→ **Aim of the exercise**:
For this exercise, repeat all of the material verbatim apart from its images.

→ **Extracted entries**:
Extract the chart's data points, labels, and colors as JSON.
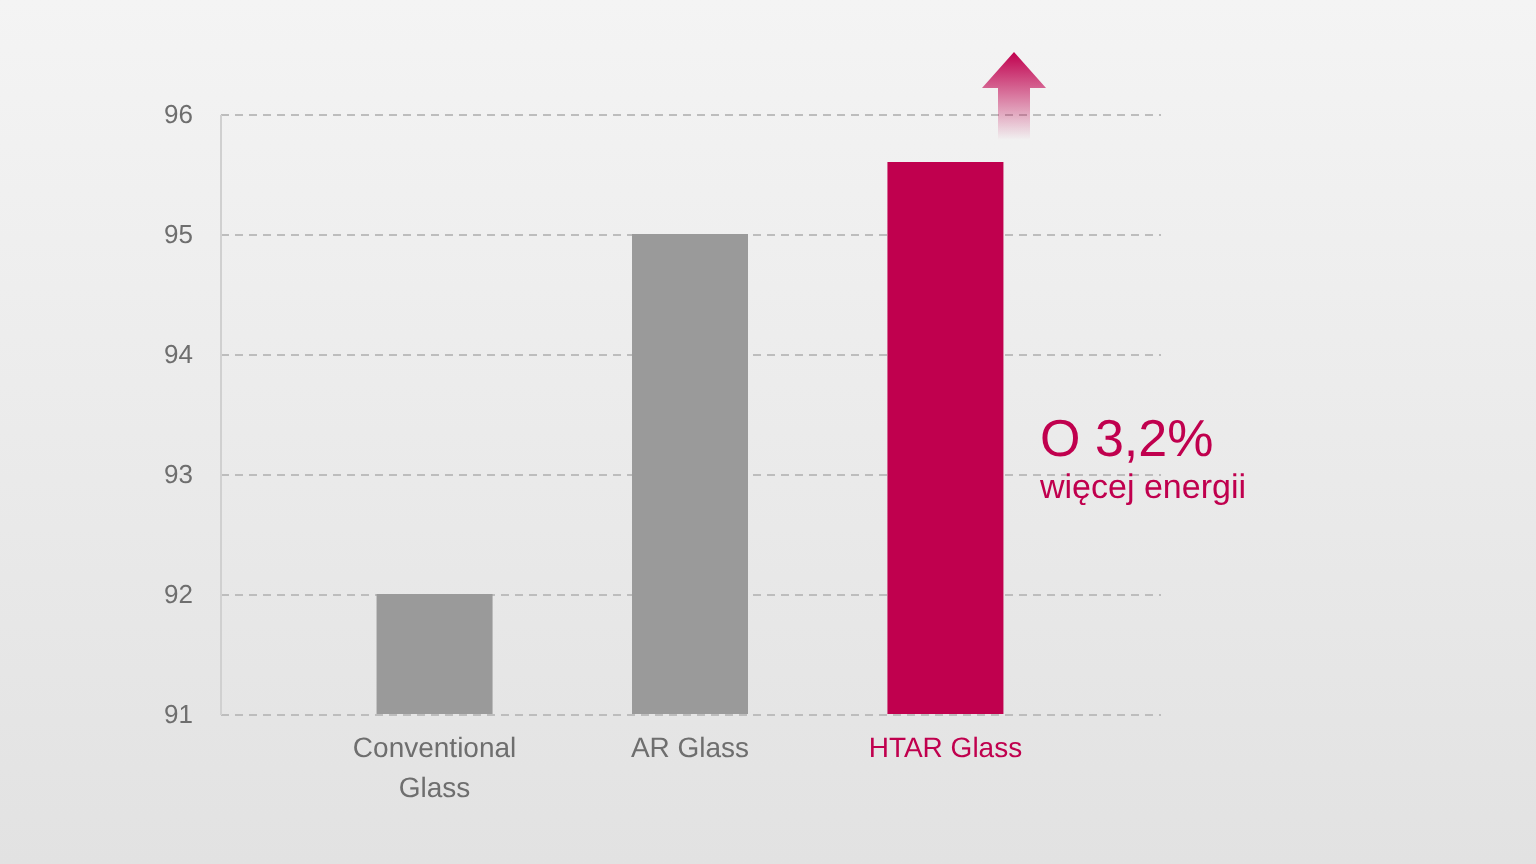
{
  "chart_data": {
    "type": "bar",
    "categories": [
      "Conventional Glass",
      "AR Glass",
      "HTAR Glass"
    ],
    "values": [
      92,
      95,
      95.6
    ],
    "colors": [
      "#9a9a9a",
      "#9a9a9a",
      "#c0004e"
    ],
    "ylim": [
      91,
      96
    ],
    "yticks": [
      91,
      92,
      93,
      94,
      95,
      96
    ],
    "grid": "y",
    "annotations": [
      "O 3,2%",
      "więcej energii"
    ]
  }
}
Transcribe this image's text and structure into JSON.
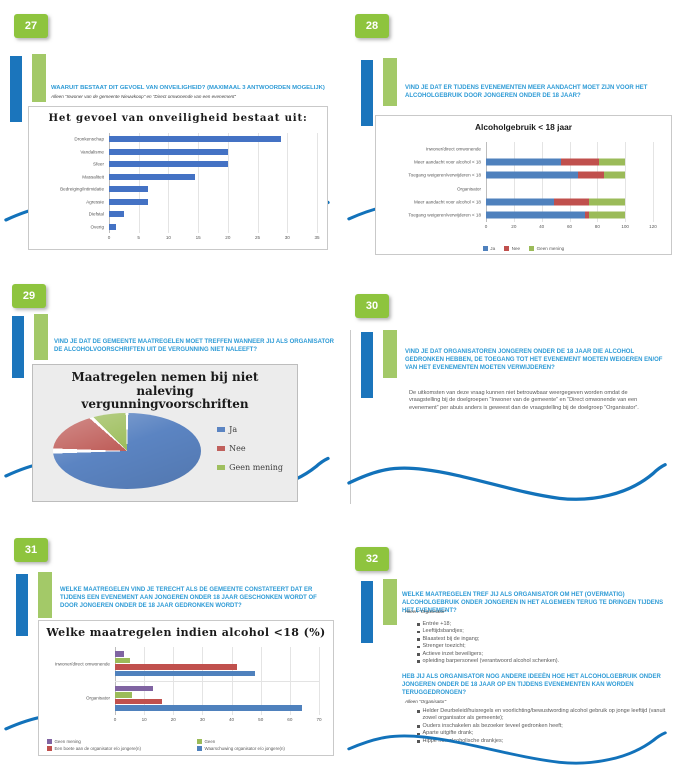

→ **Finished answer**:
Extract the chart's data points, labels, and colors as JSON.
{
  "chart_data": {
    "type": "bar",
    "categories": [
      "Conventional Glass",
      "AR Glass",
      "HTAR Glass"
    ],
    "values": [
      92,
      95,
      95.6
    ],
    "colors": [
      "#9a9a9a",
      "#9a9a9a",
      "#c0004e"
    ],
    "ylim": [
      91,
      96
    ],
    "yticks": [
      91,
      92,
      93,
      94,
      95,
      96
    ],
    "grid": "y",
    "annotations": [
      "O 3,2%",
      "więcej energii"
    ]
  }
}
Transcribe this image's text and structure into JSON.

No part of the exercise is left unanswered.